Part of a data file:
▬▬▬▬▬▬

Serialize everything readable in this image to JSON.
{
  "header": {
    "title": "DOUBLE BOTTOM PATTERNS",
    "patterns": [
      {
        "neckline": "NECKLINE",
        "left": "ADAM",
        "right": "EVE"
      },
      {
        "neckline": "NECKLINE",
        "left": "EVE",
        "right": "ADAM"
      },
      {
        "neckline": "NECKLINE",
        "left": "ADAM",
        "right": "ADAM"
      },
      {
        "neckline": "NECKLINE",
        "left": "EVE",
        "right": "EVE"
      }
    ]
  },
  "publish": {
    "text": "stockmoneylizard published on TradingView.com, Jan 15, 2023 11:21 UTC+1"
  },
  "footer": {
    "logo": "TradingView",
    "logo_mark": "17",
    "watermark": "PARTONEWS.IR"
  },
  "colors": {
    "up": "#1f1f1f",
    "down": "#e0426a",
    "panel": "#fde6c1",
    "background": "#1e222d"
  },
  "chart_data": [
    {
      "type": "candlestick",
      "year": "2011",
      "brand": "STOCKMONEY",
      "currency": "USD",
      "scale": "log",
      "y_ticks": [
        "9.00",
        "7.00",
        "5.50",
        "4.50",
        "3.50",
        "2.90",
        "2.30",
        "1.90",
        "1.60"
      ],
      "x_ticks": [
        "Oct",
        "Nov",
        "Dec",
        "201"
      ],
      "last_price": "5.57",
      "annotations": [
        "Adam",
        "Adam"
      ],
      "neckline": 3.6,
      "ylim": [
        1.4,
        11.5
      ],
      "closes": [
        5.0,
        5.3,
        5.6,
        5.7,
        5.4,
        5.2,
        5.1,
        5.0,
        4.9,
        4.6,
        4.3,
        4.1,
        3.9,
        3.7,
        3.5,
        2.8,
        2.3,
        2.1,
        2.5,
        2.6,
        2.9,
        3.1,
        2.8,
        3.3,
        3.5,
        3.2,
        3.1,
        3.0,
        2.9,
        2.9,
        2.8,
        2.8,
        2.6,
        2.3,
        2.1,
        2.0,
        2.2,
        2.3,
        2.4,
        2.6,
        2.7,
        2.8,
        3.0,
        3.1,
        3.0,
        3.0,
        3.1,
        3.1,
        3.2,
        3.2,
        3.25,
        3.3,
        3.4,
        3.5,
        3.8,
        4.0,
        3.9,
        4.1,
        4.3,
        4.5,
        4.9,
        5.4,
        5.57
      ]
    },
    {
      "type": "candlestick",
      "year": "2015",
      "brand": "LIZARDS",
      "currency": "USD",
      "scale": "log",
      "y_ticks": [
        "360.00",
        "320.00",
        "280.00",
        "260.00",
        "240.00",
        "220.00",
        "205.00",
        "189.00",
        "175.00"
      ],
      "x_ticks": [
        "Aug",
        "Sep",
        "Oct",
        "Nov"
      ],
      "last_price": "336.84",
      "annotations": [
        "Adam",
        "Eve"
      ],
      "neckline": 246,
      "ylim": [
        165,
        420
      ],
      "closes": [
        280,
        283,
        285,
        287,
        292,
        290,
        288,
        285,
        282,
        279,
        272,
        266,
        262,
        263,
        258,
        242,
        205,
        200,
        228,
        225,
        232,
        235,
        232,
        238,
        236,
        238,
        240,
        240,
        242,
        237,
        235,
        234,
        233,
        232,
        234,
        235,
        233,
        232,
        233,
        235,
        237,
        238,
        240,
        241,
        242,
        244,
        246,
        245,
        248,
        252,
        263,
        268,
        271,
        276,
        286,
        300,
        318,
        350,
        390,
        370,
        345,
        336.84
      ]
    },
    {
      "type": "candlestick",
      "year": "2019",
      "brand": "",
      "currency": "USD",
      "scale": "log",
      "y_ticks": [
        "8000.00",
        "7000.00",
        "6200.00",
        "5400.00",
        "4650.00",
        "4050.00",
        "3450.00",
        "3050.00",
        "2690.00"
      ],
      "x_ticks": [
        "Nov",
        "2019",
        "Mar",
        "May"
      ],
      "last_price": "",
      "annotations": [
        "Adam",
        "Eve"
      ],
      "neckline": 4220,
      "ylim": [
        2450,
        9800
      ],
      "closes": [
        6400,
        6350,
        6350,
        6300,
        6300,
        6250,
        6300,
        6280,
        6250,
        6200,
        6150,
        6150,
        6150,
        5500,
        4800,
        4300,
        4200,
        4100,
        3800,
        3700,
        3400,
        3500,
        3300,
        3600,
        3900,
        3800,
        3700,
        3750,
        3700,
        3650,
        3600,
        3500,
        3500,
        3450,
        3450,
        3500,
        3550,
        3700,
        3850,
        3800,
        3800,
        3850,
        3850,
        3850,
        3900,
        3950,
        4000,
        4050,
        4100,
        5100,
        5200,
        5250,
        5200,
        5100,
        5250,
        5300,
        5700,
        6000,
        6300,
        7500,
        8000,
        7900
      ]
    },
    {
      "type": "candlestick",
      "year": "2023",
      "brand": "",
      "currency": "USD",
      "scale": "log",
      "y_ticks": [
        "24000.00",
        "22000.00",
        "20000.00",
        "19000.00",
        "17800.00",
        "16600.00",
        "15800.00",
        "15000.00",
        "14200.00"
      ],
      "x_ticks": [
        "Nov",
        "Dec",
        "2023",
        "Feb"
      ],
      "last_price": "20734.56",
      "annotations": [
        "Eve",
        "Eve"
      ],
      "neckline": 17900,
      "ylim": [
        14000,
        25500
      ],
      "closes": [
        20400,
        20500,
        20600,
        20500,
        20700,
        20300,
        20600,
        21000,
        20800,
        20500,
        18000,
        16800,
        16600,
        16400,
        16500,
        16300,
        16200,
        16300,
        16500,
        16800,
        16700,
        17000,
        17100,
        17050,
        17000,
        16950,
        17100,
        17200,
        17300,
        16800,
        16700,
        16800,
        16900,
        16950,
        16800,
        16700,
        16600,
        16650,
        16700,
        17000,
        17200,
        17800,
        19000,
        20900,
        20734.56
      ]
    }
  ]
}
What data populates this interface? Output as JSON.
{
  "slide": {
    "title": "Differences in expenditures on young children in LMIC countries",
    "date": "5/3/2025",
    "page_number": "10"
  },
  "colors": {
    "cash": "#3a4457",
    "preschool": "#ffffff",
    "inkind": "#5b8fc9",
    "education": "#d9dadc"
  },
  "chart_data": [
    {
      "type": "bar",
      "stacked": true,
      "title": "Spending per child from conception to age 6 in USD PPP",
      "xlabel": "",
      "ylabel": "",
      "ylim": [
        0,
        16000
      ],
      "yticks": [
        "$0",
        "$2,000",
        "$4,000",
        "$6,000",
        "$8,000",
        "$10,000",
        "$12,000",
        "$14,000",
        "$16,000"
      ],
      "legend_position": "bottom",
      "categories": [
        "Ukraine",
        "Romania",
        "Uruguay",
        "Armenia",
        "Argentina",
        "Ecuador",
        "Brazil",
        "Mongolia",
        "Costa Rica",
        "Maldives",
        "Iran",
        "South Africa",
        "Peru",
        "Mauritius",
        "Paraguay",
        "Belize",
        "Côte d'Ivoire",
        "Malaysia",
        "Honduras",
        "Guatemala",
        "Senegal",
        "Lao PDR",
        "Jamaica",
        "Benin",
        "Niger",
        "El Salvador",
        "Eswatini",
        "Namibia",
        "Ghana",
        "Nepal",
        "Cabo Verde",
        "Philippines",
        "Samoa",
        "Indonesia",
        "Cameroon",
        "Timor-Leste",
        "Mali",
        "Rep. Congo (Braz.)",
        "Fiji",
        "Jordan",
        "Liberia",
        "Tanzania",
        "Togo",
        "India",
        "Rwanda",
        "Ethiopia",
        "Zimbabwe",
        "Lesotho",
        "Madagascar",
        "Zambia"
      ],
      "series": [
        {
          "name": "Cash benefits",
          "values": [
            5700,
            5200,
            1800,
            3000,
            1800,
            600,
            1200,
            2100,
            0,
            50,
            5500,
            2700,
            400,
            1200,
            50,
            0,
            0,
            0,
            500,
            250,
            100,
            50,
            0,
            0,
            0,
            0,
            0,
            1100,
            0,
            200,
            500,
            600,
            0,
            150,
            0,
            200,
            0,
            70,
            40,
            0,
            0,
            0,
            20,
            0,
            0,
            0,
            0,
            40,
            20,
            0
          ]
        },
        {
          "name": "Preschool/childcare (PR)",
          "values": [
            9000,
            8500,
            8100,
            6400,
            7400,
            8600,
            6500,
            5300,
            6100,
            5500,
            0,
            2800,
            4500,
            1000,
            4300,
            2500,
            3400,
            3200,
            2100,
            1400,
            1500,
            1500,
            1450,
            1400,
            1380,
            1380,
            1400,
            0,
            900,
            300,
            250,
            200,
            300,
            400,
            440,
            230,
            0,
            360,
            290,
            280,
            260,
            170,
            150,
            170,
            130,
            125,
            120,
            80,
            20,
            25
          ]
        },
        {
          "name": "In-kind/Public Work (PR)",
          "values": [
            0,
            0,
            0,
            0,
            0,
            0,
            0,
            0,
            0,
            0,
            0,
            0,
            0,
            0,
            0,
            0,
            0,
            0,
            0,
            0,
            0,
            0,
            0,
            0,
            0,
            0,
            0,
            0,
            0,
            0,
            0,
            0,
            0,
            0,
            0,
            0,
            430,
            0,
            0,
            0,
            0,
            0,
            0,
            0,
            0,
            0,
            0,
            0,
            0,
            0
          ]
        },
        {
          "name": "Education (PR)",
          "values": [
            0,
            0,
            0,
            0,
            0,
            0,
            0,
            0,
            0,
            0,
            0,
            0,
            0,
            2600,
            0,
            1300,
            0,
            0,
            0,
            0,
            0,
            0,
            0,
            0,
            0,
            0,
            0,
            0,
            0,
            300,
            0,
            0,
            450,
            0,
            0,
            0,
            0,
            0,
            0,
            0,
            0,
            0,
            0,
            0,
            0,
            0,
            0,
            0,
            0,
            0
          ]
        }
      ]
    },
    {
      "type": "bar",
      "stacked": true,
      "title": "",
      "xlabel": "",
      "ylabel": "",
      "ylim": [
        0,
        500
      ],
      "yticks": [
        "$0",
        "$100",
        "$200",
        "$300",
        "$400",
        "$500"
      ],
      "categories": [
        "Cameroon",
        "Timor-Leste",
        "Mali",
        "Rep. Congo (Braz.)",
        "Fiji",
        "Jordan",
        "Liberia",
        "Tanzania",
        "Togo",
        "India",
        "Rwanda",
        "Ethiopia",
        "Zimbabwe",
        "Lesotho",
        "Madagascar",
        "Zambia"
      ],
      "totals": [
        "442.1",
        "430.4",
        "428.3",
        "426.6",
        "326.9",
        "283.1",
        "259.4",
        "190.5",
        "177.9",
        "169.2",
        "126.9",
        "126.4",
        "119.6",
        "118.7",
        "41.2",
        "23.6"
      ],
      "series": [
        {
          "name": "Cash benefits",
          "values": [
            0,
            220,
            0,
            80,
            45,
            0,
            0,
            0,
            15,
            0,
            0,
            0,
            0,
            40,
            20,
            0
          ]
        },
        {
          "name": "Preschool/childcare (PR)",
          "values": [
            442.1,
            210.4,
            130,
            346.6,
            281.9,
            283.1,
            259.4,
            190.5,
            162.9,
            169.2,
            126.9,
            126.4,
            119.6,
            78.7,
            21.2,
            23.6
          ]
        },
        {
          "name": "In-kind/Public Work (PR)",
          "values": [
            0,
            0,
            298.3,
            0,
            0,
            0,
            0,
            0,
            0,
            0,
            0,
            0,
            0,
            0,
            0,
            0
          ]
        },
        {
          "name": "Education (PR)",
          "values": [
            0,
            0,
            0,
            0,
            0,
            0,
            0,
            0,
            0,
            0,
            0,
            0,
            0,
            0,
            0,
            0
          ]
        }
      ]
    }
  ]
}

▬▬▬▬▬▬

_Problem_
Return, from the data, each line that has the word "title" in it.

_Finished task_
    "title": "DOUBLE BOTTOM PATTERNS",
    "title": "Differences in expenditures on young children in LMIC countries",
      "title": "Spending per child from conception to age 6 in USD PPP",
      "title": "",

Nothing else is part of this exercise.